— start of DATASET —

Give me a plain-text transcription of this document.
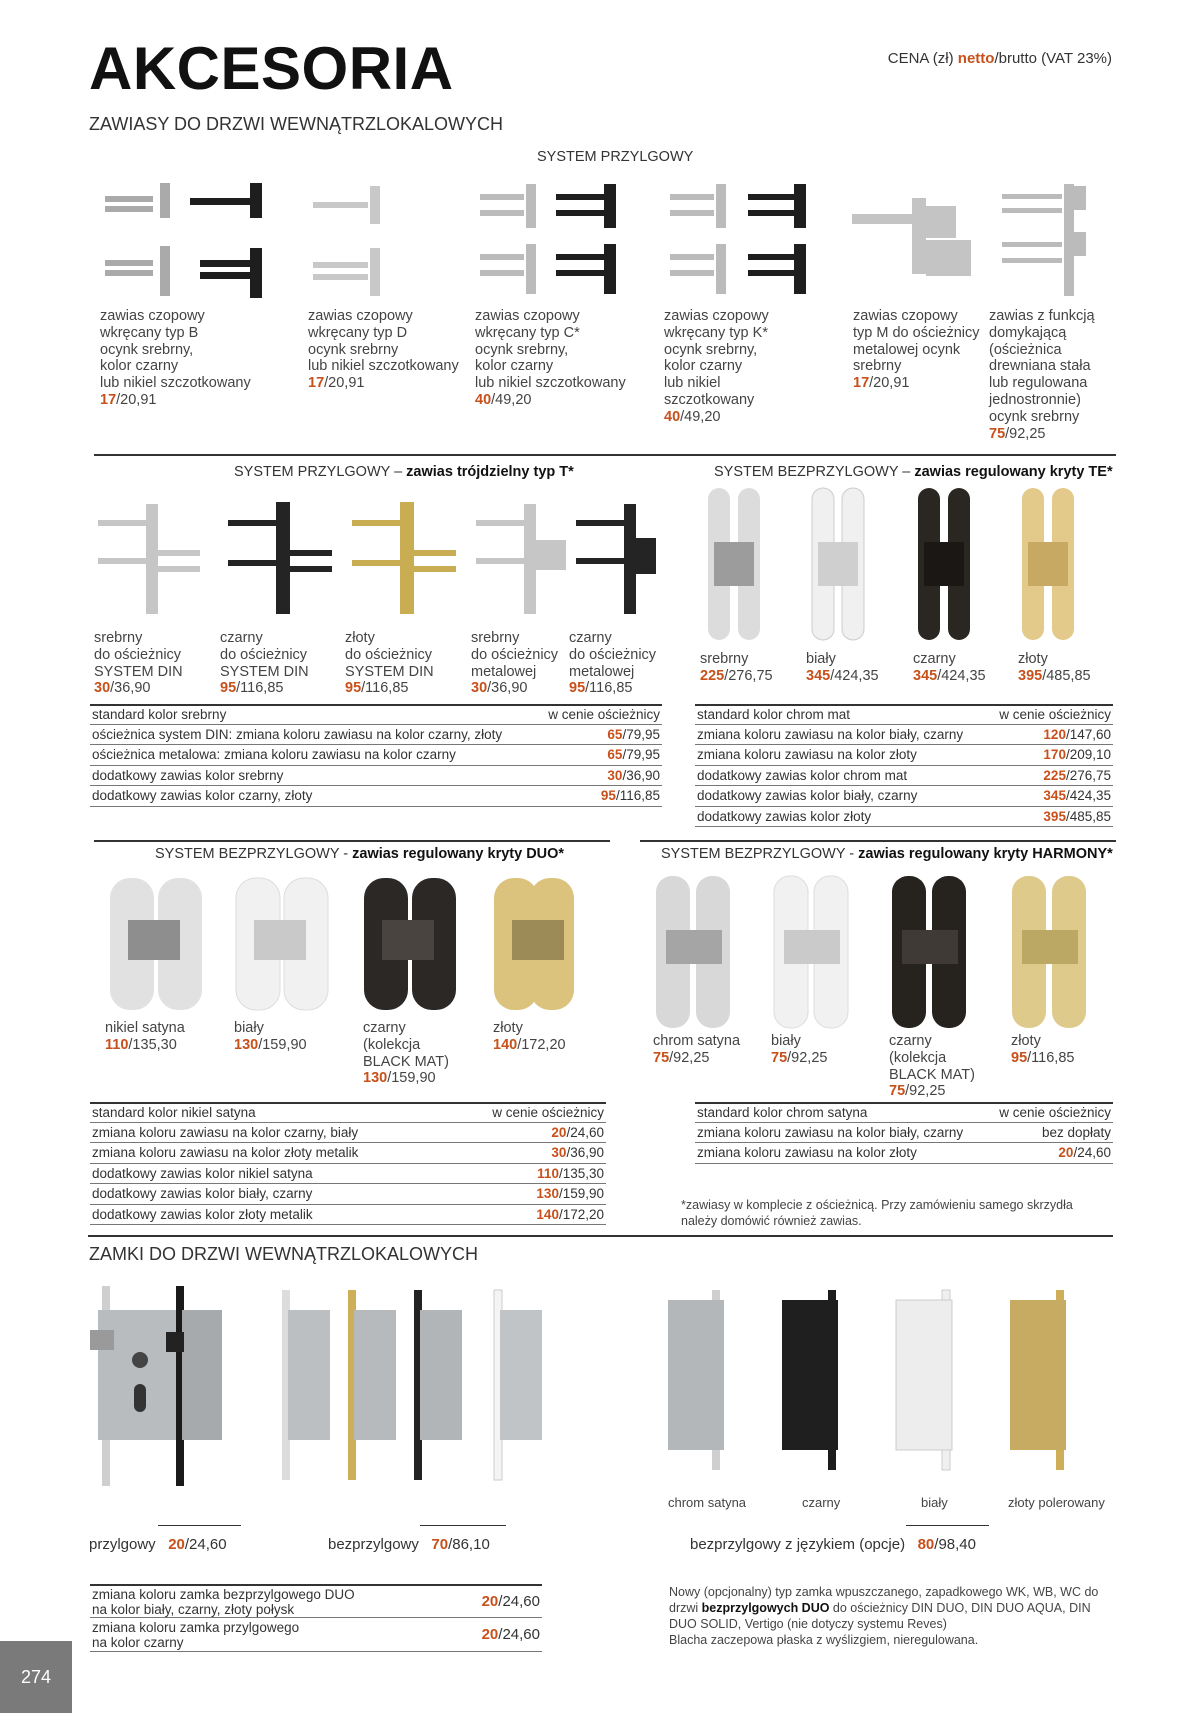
AKCESORIA
ZAWIASY DO DRZWI WEWNĄTRZLOKALOWYCH
CENA (zł) netto/brutto (VAT 23%)
SYSTEM PRZYLGOWY
zawias czopowy
wkręcany typ B
ocynk srebrny,
kolor czarny
lub nikiel szczotkowany
17/20,91
zawias czopowy
wkręcany typ D
ocynk srebrny
lub nikiel szczotkowany
17/20,91
zawias czopowy
wkręcany typ C*
ocynk srebrny,
kolor czarny
lub nikiel szczotkowany
40/49,20
zawias czopowy
wkręcany typ K*
ocynk srebrny,
kolor czarny
lub nikiel
szczotkowany
40/49,20
zawias czopowy
typ M do ościeżnicy
metalowej ocynk
srebrny
17/20,91
zawias z funkcją
domykającą
(ościeżnica
drewniana stała
lub regulowana
jednostronnie)
ocynk srebrny
75/92,25
SYSTEM PRZYLGOWY – zawias trójdzielny typ T*
srebrny
do ościeżnicy
SYSTEM DIN
30/36,90
czarny
do ościeżnicy
SYSTEM DIN
95/116,85
złoty
do ościeżnicy
SYSTEM DIN
95/116,85
srebrny
do ościeżnicy
metalowej
30/36,90
czarny
do ościeżnicy
metalowej
95/116,85
standard kolor srebrny	w cenie ościeżnicy
ościeżnica system DIN: zmiana koloru zawiasu na kolor czarny, złoty	65/79,95
ościeżnica metalowa: zmiana koloru zawiasu na kolor czarny	65/79,95
dodatkowy zawias kolor srebrny	30/36,90
dodatkowy zawias kolor czarny, złoty	95/116,85
SYSTEM BEZPRZYLGOWY – zawias regulowany kryty TE*
srebrny
225/276,75
biały
345/424,35
czarny
345/424,35
złoty
395/485,85
standard kolor chrom mat	w cenie ościeżnicy
zmiana koloru zawiasu na kolor biały, czarny	120/147,60
zmiana koloru zawiasu na kolor złoty	170/209,10
dodatkowy zawias kolor chrom mat	225/276,75
dodatkowy zawias kolor biały, czarny	345/424,35
dodatkowy zawias kolor złoty	395/485,85
SYSTEM BEZPRZYLGOWY - zawias regulowany kryty DUO*
nikiel satyna
110/135,30
biały
130/159,90
czarny
(kolekcja
BLACK MAT)
130/159,90
złoty
140/172,20
standard kolor nikiel satyna	w cenie ościeżnicy
zmiana koloru zawiasu na kolor czarny, biały	20/24,60
zmiana koloru zawiasu na kolor złoty metalik	30/36,90
dodatkowy zawias kolor nikiel satyna	110/135,30
dodatkowy zawias kolor biały, czarny	130/159,90
dodatkowy zawias kolor złoty metalik	140/172,20
SYSTEM BEZPRZYLGOWY - zawias regulowany kryty HARMONY*
chrom satyna
75/92,25
biały
75/92,25
czarny
(kolekcja
BLACK MAT)
75/92,25
złoty
95/116,85
standard kolor chrom satyna	w cenie ościeżnicy
zmiana koloru zawiasu na kolor biały, czarny	bez dopłaty
zmiana koloru zawiasu na kolor złoty	20/24,60
*zawiasy w komplecie z ościeżnicą. Przy zamówieniu samego skrzydła należy domówić również zawias.
ZAMKI DO DRZWI WEWNĄTRZLOKALOWYCH
chrom satyna	czarny	biały	złoty polerowany
przylgowy 20/24,60	bezprzylgowy 70/86,10	bezprzylgowy z językiem (opcje) 80/98,40
zmiana koloru zamka bezprzylgowego DUO
na kolor biały, czarny, złoty połysk	20/24,60
zmiana koloru zamka przylgowego
na kolor czarny	20/24,60
Nowy (opcjonalny) typ zamka wpuszczanego, zapadkowego WK, WB, WC do
drzwi bezprzylgowych DUO do ościeżnicy DIN DUO, DIN DUO AQUA, DIN
DUO SOLID, Vertigo (nie dotyczy systemu Reves)
Blacha zaczepowa płaska z wyślizgiem, nieregulowana.
274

— end of DATASET —

EXERCISE BRIEF: Give every record back exactly as it reads, with no images.

WRITTEN REPLY:
Give me a plain-text transcription of this document.
AKCESORIA
ZAWIASY DO DRZWI WEWNĄTRZLOKALOWYCH
CENA (zł) netto/brutto (VAT 23%)
SYSTEM PRZYLGOWY
zawias czopowy
wkręcany typ B
ocynk srebrny,
kolor czarny
lub nikiel szczotkowany
17/20,91
zawias czopowy
wkręcany typ D
ocynk srebrny
lub nikiel szczotkowany
17/20,91
zawias czopowy
wkręcany typ C*
ocynk srebrny,
kolor czarny
lub nikiel szczotkowany
40/49,20
zawias czopowy
wkręcany typ K*
ocynk srebrny,
kolor czarny
lub nikiel
szczotkowany
40/49,20
zawias czopowy
typ M do ościeżnicy
metalowej ocynk
srebrny
17/20,91
zawias z funkcją
domykającą
(ościeżnica
drewniana stała
lub regulowana
jednostronnie)
ocynk srebrny
75/92,25
SYSTEM PRZYLGOWY – zawias trójdzielny typ T*
srebrny
do ościeżnicy
SYSTEM DIN
30/36,90
czarny
do ościeżnicy
SYSTEM DIN
95/116,85
złoty
do ościeżnicy
SYSTEM DIN
95/116,85
srebrny
do ościeżnicy
metalowej
30/36,90
czarny
do ościeżnicy
metalowej
95/116,85
standard kolor srebrny	w cenie ościeżnicy
ościeżnica system DIN: zmiana koloru zawiasu na kolor czarny, złoty	65/79,95
ościeżnica metalowa: zmiana koloru zawiasu na kolor czarny	65/79,95
dodatkowy zawias kolor srebrny	30/36,90
dodatkowy zawias kolor czarny, złoty	95/116,85
SYSTEM BEZPRZYLGOWY – zawias regulowany kryty TE*
srebrny
225/276,75
biały
345/424,35
czarny
345/424,35
złoty
395/485,85
standard kolor chrom mat	w cenie ościeżnicy
zmiana koloru zawiasu na kolor biały, czarny	120/147,60
zmiana koloru zawiasu na kolor złoty	170/209,10
dodatkowy zawias kolor chrom mat	225/276,75
dodatkowy zawias kolor biały, czarny	345/424,35
dodatkowy zawias kolor złoty	395/485,85
SYSTEM BEZPRZYLGOWY - zawias regulowany kryty DUO*
nikiel satyna
110/135,30
biały
130/159,90
czarny
(kolekcja
BLACK MAT)
130/159,90
złoty
140/172,20
standard kolor nikiel satyna	w cenie ościeżnicy
zmiana koloru zawiasu na kolor czarny, biały	20/24,60
zmiana koloru zawiasu na kolor złoty metalik	30/36,90
dodatkowy zawias kolor nikiel satyna	110/135,30
dodatkowy zawias kolor biały, czarny	130/159,90
dodatkowy zawias kolor złoty metalik	140/172,20
SYSTEM BEZPRZYLGOWY - zawias regulowany kryty HARMONY*
chrom satyna
75/92,25
biały
75/92,25
czarny
(kolekcja
BLACK MAT)
75/92,25
złoty
95/116,85
standard kolor chrom satyna	w cenie ościeżnicy
zmiana koloru zawiasu na kolor biały, czarny	bez dopłaty
zmiana koloru zawiasu na kolor złoty	20/24,60
*zawiasy w komplecie z ościeżnicą. Przy zamówieniu samego skrzydła należy domówić również zawias.
ZAMKI DO DRZWI WEWNĄTRZLOKALOWYCH
chrom satyna	czarny	biały	złoty polerowany
przylgowy 20/24,60	bezprzylgowy 70/86,10	bezprzylgowy z językiem (opcje) 80/98,40
zmiana koloru zamka bezprzylgowego DUO
na kolor biały, czarny, złoty połysk	20/24,60
zmiana koloru zamka przylgowego
na kolor czarny	20/24,60
Nowy (opcjonalny) typ zamka wpuszczanego, zapadkowego WK, WB, WC do
drzwi bezprzylgowych DUO do ościeżnicy DIN DUO, DIN DUO AQUA, DIN
DUO SOLID, Vertigo (nie dotyczy systemu Reves)
Blacha zaczepowa płaska z wyślizgiem, nieregulowana.
274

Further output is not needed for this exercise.